◆ **EXERCISE BRIEF**
In the entries that follow, how many lines contain the word "sentido"? Answer with the number only.
--- BEGIN ROWS ---
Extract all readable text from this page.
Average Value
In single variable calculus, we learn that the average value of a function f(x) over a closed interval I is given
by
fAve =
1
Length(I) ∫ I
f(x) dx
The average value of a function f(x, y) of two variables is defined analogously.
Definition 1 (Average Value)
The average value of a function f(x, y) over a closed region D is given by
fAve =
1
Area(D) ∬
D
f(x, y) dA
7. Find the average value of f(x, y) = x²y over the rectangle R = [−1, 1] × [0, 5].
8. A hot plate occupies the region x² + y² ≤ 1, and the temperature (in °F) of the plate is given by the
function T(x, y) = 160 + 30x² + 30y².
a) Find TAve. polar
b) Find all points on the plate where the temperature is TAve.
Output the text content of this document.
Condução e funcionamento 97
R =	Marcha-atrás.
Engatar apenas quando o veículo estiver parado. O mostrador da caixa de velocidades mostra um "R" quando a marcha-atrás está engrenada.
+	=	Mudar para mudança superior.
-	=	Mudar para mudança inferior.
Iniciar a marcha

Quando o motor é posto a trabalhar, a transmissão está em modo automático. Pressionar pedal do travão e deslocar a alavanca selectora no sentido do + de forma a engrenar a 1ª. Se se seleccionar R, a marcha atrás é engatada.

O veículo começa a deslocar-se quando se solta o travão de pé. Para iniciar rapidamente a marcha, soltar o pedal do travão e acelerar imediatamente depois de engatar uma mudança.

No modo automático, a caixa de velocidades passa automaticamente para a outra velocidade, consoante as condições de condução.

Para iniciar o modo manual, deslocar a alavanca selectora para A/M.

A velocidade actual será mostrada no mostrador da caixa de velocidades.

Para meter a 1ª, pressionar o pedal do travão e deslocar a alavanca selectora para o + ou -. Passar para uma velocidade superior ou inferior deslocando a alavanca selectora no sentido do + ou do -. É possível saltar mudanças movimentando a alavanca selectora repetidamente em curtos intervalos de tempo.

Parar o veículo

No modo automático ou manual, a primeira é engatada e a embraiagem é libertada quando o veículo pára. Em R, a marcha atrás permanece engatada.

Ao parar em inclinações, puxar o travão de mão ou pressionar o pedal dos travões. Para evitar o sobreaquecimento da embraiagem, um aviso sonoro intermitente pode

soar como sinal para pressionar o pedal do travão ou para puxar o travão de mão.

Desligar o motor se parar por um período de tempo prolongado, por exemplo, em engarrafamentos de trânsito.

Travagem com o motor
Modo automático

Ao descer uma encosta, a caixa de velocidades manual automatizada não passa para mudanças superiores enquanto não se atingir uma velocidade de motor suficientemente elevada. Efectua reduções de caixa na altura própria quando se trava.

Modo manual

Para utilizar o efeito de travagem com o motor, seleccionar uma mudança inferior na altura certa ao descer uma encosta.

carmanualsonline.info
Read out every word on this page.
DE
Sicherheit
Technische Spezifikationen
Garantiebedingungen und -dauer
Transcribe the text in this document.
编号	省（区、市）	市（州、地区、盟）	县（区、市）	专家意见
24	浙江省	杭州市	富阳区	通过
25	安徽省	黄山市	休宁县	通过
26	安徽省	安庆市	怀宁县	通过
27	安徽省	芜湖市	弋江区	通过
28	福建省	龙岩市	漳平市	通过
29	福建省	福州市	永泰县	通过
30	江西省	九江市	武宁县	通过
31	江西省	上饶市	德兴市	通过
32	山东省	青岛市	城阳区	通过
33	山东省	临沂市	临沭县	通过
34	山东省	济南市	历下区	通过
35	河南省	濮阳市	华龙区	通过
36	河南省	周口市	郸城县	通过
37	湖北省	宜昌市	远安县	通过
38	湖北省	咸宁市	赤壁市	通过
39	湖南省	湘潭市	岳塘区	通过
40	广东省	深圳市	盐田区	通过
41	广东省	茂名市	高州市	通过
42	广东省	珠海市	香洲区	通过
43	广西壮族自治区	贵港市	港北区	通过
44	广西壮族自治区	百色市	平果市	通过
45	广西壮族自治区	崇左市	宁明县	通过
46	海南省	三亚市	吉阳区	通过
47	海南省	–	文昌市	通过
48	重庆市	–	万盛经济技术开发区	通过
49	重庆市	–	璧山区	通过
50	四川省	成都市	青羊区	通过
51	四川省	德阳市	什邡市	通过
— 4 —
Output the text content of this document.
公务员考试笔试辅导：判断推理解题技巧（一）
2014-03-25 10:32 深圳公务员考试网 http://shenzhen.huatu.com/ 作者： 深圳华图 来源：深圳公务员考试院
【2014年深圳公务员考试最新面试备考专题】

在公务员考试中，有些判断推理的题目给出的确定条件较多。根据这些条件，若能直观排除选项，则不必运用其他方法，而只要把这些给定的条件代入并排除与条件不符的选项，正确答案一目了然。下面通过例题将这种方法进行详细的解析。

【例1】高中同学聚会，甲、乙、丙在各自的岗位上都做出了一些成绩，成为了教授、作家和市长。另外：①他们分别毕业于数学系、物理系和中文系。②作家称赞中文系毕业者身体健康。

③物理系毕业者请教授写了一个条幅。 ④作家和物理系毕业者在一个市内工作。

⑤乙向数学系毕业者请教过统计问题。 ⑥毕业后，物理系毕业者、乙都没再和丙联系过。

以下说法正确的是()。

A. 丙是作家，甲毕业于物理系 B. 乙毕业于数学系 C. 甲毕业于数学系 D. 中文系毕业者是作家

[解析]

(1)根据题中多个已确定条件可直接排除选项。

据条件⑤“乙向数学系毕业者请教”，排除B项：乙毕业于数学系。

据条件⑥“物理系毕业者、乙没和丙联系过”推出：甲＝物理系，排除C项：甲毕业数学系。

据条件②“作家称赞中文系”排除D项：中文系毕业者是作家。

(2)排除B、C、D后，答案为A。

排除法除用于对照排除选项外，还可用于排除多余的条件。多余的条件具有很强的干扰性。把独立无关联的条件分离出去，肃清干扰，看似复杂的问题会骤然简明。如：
--- END ROWS ---
◆ **TASK RESULT**
2